#### Stated goal:
Each entry must be given again exactly; images do not belong in the copy.

#### Supplied records:
>> begin
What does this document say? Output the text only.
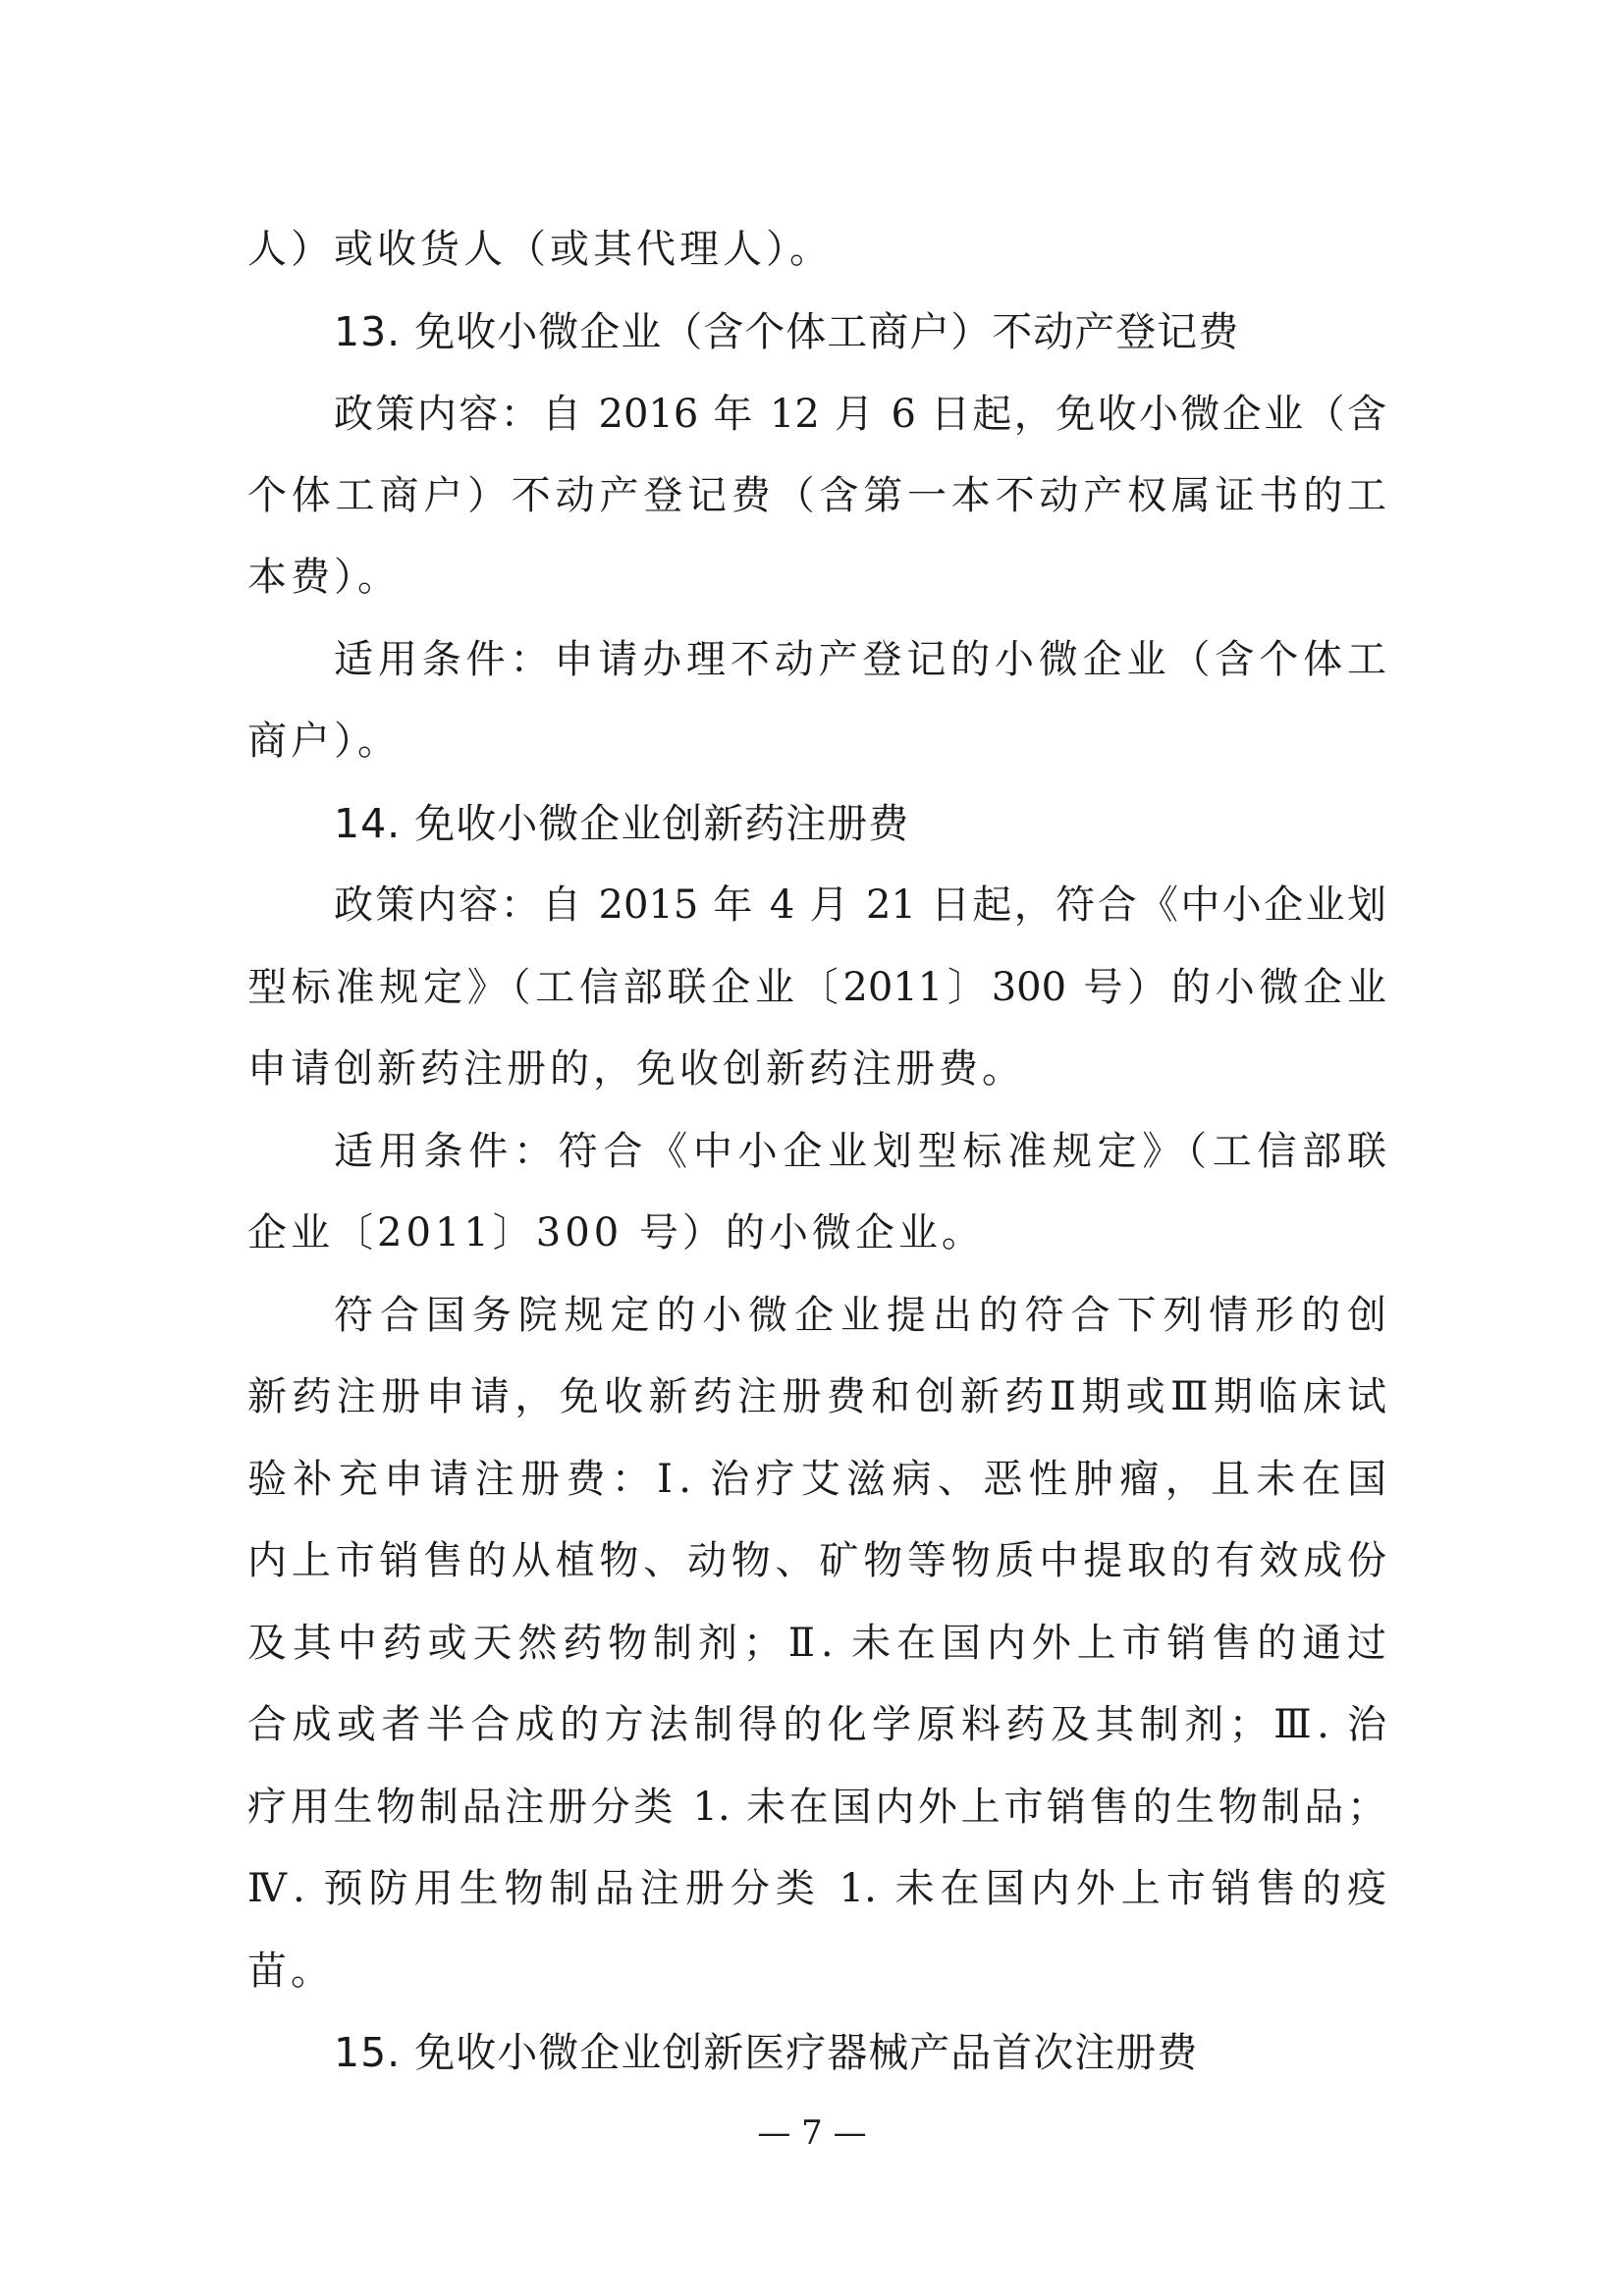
人）或收货人（或其代理人）。
13. 免收小微企业（含个体工商户）不动产登记费
政策内容：自 2016 年 12 月 6 日起，免收小微企业（含
个体工商户）不动产登记费（含第一本不动产权属证书的工
本费）。
适用条件：申请办理不动产登记的小微企业（含个体工
商户）。
14. 免收小微企业创新药注册费
政策内容：自 2015 年 4 月 21 日起，符合《中小企业划
型标准规定》（工信部联企业〔2011〕300 号）的小微企业
申请创新药注册的，免收创新药注册费。
适用条件：符合《中小企业划型标准规定》（工信部联
企业〔2011〕300 号）的小微企业。
符合国务院规定的小微企业提出的符合下列情形的创
新药注册申请，免收新药注册费和创新药Ⅱ期或Ⅲ期临床试
验补充申请注册费：Ⅰ. 治疗艾滋病、恶性肿瘤，且未在国
内上市销售的从植物、动物、矿物等物质中提取的有效成份
及其中药或天然药物制剂；Ⅱ. 未在国内外上市销售的通过
合成或者半合成的方法制得的化学原料药及其制剂；Ⅲ. 治
疗用生物制品注册分类 1. 未在国内外上市销售的生物制品；
Ⅳ. 预防用生物制品注册分类 1. 未在国内外上市销售的疫
苗。
15. 免收小微企业创新医疗器械产品首次注册费
— 7 —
>> end
#### Correct output:
What does this document say? Output the text only.
人）或收货人（或其代理人）。
13. 免收小微企业（含个体工商户）不动产登记费
政策内容：自 2016 年 12 月 6 日起，免收小微企业（含
个体工商户）不动产登记费（含第一本不动产权属证书的工
本费）。
适用条件：申请办理不动产登记的小微企业（含个体工
商户）。
14. 免收小微企业创新药注册费
政策内容：自 2015 年 4 月 21 日起，符合《中小企业划
型标准规定》（工信部联企业〔2011〕300 号）的小微企业
申请创新药注册的，免收创新药注册费。
适用条件：符合《中小企业划型标准规定》（工信部联
企业〔2011〕300 号）的小微企业。
符合国务院规定的小微企业提出的符合下列情形的创
新药注册申请，免收新药注册费和创新药Ⅱ期或Ⅲ期临床试
验补充申请注册费：Ⅰ. 治疗艾滋病、恶性肿瘤，且未在国
内上市销售的从植物、动物、矿物等物质中提取的有效成份
及其中药或天然药物制剂；Ⅱ. 未在国内外上市销售的通过
合成或者半合成的方法制得的化学原料药及其制剂；Ⅲ. 治
疗用生物制品注册分类 1. 未在国内外上市销售的生物制品；
Ⅳ. 预防用生物制品注册分类 1. 未在国内外上市销售的疫
苗。
15. 免收小微企业创新医疗器械产品首次注册费
— 7 —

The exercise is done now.